* BEGIN Data shown *

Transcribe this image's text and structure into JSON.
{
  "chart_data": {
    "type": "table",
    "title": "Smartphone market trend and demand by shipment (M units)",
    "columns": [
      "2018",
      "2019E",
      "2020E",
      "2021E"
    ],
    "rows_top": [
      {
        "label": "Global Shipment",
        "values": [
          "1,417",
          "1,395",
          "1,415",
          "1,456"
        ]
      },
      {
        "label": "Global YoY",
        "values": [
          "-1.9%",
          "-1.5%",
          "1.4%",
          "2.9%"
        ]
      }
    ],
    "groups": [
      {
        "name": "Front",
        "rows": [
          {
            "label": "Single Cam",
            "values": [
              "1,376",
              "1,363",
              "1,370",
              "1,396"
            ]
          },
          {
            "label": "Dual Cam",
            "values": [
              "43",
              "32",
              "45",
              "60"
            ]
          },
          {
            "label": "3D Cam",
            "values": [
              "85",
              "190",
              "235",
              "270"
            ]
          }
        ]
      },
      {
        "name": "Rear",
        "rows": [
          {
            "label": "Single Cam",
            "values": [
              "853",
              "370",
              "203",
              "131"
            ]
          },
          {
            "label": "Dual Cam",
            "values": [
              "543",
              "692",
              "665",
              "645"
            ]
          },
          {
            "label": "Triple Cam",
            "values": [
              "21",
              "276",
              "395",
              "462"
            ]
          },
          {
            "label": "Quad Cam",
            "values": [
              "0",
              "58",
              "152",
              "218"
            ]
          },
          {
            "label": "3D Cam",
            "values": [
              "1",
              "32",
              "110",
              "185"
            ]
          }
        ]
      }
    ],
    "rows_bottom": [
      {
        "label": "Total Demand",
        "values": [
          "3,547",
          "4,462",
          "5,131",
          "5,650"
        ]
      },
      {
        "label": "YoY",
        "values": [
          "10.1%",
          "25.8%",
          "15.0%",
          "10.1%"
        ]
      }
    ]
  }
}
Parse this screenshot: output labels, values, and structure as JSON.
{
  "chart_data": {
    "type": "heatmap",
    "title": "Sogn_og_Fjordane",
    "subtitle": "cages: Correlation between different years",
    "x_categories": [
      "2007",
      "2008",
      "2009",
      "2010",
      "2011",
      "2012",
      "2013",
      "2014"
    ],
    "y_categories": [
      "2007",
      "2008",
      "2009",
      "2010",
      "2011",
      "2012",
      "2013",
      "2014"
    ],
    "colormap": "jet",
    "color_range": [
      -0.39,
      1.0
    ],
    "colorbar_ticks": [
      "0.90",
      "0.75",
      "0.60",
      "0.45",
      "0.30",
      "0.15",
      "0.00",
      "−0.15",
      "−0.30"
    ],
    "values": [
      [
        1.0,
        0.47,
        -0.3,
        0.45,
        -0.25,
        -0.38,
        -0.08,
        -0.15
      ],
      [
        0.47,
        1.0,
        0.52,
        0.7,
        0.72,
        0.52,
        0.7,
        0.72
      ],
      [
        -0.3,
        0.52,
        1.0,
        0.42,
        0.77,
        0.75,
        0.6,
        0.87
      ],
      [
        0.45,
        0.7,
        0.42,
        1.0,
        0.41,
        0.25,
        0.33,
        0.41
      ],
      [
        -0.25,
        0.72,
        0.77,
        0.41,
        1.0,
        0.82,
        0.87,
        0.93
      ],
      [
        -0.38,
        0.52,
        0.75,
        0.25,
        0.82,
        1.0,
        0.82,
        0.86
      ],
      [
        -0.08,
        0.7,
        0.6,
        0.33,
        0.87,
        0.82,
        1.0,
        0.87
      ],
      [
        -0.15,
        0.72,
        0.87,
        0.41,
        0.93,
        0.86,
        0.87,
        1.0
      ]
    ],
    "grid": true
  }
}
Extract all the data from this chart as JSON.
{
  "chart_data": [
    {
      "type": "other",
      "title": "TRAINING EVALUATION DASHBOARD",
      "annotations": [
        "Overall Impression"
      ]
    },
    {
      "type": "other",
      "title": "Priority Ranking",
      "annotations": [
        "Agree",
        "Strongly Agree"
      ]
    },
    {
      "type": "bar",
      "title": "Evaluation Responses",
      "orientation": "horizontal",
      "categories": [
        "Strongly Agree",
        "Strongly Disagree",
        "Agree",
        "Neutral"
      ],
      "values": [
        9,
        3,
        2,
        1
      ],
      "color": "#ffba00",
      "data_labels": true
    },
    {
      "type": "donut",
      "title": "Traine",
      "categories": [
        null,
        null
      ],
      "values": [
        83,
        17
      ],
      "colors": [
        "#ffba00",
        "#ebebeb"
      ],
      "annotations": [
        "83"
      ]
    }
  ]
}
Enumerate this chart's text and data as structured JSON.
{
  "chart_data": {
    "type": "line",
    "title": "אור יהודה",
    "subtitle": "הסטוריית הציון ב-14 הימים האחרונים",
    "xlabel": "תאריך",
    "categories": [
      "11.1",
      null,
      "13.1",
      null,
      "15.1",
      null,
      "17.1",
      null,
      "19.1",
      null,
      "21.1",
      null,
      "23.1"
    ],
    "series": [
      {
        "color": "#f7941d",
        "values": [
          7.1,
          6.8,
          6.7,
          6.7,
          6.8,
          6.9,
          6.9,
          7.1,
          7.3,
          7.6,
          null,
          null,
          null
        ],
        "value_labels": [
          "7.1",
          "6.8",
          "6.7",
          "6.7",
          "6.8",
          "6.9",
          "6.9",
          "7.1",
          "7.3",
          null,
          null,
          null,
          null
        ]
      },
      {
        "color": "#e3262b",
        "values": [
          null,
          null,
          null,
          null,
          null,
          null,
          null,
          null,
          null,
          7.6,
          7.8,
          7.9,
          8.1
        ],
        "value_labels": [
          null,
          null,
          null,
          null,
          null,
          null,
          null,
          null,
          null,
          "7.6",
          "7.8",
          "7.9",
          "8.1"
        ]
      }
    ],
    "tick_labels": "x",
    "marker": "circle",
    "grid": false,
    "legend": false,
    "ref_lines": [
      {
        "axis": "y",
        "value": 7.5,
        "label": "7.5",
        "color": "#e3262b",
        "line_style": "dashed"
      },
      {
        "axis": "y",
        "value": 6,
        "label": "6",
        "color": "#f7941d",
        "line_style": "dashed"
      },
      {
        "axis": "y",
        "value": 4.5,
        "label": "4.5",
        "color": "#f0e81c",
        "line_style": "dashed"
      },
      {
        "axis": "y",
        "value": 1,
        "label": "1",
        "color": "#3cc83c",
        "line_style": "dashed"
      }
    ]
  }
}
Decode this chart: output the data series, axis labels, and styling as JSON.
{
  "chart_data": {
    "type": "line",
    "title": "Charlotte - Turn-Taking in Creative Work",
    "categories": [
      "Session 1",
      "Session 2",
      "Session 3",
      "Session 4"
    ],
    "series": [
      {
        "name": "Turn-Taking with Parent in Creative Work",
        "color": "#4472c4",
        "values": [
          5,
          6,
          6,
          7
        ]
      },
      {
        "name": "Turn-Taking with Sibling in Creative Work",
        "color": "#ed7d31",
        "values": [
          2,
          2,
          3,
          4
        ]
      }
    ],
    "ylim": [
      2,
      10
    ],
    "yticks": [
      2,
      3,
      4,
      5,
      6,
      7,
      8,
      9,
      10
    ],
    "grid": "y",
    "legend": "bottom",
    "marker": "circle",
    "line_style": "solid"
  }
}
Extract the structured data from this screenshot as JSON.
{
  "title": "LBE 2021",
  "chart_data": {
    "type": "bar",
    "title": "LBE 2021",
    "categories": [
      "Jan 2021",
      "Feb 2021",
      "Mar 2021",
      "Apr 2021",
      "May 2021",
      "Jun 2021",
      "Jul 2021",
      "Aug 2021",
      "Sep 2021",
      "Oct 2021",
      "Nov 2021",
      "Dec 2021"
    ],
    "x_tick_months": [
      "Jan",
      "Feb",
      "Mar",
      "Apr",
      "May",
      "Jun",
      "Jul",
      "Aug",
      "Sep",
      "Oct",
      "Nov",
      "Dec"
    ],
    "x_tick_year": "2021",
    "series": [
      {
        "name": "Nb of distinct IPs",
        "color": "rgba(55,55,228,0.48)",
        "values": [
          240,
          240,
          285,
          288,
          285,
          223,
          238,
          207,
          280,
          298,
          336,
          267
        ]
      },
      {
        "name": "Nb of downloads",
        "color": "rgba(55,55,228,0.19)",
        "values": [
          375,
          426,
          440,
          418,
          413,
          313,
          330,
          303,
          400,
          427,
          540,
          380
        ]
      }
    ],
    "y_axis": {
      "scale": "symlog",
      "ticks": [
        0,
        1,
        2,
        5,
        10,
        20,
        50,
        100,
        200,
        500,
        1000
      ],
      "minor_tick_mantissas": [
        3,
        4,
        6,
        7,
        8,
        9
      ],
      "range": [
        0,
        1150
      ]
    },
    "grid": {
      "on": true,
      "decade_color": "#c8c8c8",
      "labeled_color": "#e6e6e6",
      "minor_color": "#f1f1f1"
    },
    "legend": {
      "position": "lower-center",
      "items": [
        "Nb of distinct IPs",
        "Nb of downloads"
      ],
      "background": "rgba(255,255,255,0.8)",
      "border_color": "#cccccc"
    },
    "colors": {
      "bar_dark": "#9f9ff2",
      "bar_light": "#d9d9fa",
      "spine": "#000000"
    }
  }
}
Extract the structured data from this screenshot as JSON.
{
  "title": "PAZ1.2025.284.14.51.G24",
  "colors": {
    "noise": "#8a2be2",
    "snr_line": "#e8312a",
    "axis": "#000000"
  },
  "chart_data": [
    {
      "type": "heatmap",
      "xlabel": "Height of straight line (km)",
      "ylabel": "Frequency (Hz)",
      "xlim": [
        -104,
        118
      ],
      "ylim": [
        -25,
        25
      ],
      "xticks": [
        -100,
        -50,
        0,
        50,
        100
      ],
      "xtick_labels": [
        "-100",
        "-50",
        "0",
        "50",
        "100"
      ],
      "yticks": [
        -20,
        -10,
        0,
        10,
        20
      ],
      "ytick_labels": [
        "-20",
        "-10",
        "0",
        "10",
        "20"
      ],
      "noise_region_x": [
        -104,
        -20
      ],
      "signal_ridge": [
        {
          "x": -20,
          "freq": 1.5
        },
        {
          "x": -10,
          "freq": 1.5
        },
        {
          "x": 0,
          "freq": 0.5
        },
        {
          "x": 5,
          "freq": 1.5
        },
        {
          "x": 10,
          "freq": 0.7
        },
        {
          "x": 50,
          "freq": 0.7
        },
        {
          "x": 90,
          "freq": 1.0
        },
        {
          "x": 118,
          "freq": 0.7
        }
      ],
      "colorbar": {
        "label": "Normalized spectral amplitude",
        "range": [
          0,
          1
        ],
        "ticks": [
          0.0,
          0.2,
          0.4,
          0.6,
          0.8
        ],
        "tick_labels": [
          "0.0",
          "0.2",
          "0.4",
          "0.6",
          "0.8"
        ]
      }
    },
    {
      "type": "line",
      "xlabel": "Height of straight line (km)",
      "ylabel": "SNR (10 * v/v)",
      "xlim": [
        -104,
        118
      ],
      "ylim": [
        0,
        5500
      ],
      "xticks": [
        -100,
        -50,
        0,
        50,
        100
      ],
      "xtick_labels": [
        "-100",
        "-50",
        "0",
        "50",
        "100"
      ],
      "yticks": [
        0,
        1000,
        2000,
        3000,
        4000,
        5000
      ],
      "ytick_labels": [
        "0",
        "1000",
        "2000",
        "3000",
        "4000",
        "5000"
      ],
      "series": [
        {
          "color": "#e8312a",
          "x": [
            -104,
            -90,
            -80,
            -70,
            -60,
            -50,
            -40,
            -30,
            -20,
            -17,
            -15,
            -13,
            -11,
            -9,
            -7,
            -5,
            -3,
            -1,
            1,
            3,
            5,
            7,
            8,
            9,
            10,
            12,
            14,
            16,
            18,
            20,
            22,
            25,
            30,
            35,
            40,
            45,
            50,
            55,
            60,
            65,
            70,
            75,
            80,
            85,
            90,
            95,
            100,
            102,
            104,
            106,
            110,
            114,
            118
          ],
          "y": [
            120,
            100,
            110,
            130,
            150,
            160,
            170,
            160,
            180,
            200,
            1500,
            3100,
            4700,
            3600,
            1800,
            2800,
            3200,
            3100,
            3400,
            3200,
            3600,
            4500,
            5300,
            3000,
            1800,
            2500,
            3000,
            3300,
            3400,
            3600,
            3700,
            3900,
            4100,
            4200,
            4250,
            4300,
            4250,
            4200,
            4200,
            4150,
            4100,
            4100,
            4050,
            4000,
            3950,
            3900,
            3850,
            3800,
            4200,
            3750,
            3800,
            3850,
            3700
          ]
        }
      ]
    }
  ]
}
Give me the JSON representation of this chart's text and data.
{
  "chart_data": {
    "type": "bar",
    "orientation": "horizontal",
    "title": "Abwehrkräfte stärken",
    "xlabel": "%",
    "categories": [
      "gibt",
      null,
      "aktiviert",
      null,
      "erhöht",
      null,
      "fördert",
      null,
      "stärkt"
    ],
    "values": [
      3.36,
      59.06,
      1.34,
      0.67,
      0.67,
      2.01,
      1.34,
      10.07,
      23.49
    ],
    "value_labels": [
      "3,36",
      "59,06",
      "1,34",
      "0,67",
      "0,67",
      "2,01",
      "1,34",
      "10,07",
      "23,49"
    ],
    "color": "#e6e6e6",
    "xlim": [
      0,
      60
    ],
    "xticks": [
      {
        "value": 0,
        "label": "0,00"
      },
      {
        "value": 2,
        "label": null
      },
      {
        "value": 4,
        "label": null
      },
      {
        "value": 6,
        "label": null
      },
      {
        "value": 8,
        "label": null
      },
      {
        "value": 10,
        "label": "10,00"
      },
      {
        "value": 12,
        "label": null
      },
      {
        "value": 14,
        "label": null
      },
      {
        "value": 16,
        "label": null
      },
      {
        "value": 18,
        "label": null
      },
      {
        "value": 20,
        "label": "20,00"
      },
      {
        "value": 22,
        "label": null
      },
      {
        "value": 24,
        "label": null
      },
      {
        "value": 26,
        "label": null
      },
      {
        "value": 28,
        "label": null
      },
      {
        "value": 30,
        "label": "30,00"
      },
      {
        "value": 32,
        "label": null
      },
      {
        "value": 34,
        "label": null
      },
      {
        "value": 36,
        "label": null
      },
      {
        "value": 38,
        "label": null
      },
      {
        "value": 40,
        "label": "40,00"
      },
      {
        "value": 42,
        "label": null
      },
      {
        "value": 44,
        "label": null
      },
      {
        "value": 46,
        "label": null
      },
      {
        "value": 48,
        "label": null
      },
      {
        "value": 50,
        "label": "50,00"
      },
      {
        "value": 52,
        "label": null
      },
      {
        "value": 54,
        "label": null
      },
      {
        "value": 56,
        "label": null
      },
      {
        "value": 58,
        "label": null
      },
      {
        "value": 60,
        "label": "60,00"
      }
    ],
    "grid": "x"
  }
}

* END Data shown *

Gather all lines from the listing above in which "ylabel" occurs.

__Output of the exercise__
      "ylabel": "Frequency (Hz)",
      "ylabel": "SNR (10 * v/v)",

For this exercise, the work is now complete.